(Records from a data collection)
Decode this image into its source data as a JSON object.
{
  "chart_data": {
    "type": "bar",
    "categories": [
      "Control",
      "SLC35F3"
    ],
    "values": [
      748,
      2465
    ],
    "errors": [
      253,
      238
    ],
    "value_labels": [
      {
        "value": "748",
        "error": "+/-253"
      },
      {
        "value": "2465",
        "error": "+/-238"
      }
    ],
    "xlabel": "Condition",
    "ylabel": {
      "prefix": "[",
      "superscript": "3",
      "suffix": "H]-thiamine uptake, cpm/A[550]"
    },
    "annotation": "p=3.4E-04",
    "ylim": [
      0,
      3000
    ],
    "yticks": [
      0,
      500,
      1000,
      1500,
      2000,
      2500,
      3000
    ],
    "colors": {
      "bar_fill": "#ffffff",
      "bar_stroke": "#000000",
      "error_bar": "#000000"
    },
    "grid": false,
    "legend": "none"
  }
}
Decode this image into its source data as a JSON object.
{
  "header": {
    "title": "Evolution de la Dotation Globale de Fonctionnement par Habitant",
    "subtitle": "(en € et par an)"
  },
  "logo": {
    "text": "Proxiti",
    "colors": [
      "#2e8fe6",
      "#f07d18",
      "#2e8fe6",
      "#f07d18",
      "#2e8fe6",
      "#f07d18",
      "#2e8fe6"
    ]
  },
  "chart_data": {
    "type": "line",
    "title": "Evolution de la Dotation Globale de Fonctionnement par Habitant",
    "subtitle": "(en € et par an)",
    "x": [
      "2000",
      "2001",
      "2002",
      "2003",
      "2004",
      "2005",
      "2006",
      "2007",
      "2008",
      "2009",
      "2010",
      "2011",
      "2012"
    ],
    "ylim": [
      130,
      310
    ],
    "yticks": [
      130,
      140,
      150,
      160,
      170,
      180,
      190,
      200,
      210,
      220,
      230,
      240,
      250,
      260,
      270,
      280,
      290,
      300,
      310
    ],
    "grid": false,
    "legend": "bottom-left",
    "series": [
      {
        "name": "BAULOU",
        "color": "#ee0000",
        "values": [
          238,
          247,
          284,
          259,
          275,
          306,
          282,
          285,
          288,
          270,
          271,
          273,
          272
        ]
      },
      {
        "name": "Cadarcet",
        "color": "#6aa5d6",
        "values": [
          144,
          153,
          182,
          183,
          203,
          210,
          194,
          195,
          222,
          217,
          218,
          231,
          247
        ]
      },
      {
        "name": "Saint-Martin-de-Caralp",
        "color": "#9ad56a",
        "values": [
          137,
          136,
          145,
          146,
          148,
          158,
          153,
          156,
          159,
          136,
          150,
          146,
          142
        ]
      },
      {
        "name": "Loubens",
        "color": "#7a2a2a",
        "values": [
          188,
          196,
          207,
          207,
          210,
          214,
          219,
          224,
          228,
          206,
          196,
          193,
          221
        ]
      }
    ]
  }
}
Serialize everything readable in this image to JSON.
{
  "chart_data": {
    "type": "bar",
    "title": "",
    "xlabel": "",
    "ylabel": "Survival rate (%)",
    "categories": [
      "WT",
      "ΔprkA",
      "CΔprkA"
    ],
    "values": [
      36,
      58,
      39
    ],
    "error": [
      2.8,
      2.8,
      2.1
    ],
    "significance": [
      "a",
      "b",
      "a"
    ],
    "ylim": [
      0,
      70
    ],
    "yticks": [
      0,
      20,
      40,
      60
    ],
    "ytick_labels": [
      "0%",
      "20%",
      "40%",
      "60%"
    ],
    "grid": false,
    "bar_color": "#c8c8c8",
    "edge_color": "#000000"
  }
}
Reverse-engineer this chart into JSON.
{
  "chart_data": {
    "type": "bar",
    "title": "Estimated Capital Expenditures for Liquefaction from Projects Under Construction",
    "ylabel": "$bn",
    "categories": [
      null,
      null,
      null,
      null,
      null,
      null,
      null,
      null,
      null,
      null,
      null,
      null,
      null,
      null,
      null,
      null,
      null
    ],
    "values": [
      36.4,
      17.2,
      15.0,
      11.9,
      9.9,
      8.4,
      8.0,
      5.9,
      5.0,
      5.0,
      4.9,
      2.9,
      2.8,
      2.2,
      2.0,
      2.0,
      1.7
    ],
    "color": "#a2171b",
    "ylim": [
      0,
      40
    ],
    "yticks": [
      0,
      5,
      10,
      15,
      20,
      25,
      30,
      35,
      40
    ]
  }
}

> _Required work_
Repeat the data above exactly.

> _Task output_
Decode this image into its source data as a JSON object.
{
  "chart_data": {
    "type": "bar",
    "categories": [
      "Control",
      "SLC35F3"
    ],
    "values": [
      748,
      2465
    ],
    "errors": [
      253,
      238
    ],
    "value_labels": [
      {
        "value": "748",
        "error": "+/-253"
      },
      {
        "value": "2465",
        "error": "+/-238"
      }
    ],
    "xlabel": "Condition",
    "ylabel": {
      "prefix": "[",
      "superscript": "3",
      "suffix": "H]-thiamine uptake, cpm/A[550]"
    },
    "annotation": "p=3.4E-04",
    "ylim": [
      0,
      3000
    ],
    "yticks": [
      0,
      500,
      1000,
      1500,
      2000,
      2500,
      3000
    ],
    "colors": {
      "bar_fill": "#ffffff",
      "bar_stroke": "#000000",
      "error_bar": "#000000"
    },
    "grid": false,
    "legend": "none"
  }
}
Decode this image into its source data as a JSON object.
{
  "header": {
    "title": "Evolution de la Dotation Globale de Fonctionnement par Habitant",
    "subtitle": "(en € et par an)"
  },
  "logo": {
    "text": "Proxiti",
    "colors": [
      "#2e8fe6",
      "#f07d18",
      "#2e8fe6",
      "#f07d18",
      "#2e8fe6",
      "#f07d18",
      "#2e8fe6"
    ]
  },
  "chart_data": {
    "type": "line",
    "title": "Evolution de la Dotation Globale de Fonctionnement par Habitant",
    "subtitle": "(en € et par an)",
    "x": [
      "2000",
      "2001",
      "2002",
      "2003",
      "2004",
      "2005",
      "2006",
      "2007",
      "2008",
      "2009",
      "2010",
      "2011",
      "2012"
    ],
    "ylim": [
      130,
      310
    ],
    "yticks": [
      130,
      140,
      150,
      160,
      170,
      180,
      190,
      200,
      210,
      220,
      230,
      240,
      250,
      260,
      270,
      280,
      290,
      300,
      310
    ],
    "grid": false,
    "legend": "bottom-left",
    "series": [
      {
        "name": "BAULOU",
        "color": "#ee0000",
        "values": [
          238,
          247,
          284,
          259,
          275,
          306,
          282,
          285,
          288,
          270,
          271,
          273,
          272
        ]
      },
      {
        "name": "Cadarcet",
        "color": "#6aa5d6",
        "values": [
          144,
          153,
          182,
          183,
          203,
          210,
          194,
          195,
          222,
          217,
          218,
          231,
          247
        ]
      },
      {
        "name": "Saint-Martin-de-Caralp",
        "color": "#9ad56a",
        "values": [
          137,
          136,
          145,
          146,
          148,
          158,
          153,
          156,
          159,
          136,
          150,
          146,
          142
        ]
      },
      {
        "name": "Loubens",
        "color": "#7a2a2a",
        "values": [
          188,
          196,
          207,
          207,
          210,
          214,
          219,
          224,
          228,
          206,
          196,
          193,
          221
        ]
      }
    ]
  }
}
Serialize everything readable in this image to JSON.
{
  "chart_data": {
    "type": "bar",
    "title": "",
    "xlabel": "",
    "ylabel": "Survival rate (%)",
    "categories": [
      "WT",
      "ΔprkA",
      "CΔprkA"
    ],
    "values": [
      36,
      58,
      39
    ],
    "error": [
      2.8,
      2.8,
      2.1
    ],
    "significance": [
      "a",
      "b",
      "a"
    ],
    "ylim": [
      0,
      70
    ],
    "yticks": [
      0,
      20,
      40,
      60
    ],
    "ytick_labels": [
      "0%",
      "20%",
      "40%",
      "60%"
    ],
    "grid": false,
    "bar_color": "#c8c8c8",
    "edge_color": "#000000"
  }
}
Reverse-engineer this chart into JSON.
{
  "chart_data": {
    "type": "bar",
    "title": "Estimated Capital Expenditures for Liquefaction from Projects Under Construction",
    "ylabel": "$bn",
    "categories": [
      null,
      null,
      null,
      null,
      null,
      null,
      null,
      null,
      null,
      null,
      null,
      null,
      null,
      null,
      null,
      null,
      null
    ],
    "values": [
      36.4,
      17.2,
      15.0,
      11.9,
      9.9,
      8.4,
      8.0,
      5.9,
      5.0,
      5.0,
      4.9,
      2.9,
      2.8,
      2.2,
      2.0,
      2.0,
      1.7
    ],
    "color": "#a2171b",
    "ylim": [
      0,
      40
    ],
    "yticks": [
      0,
      5,
      10,
      15,
      20,
      25,
      30,
      35,
      40
    ]
  }
}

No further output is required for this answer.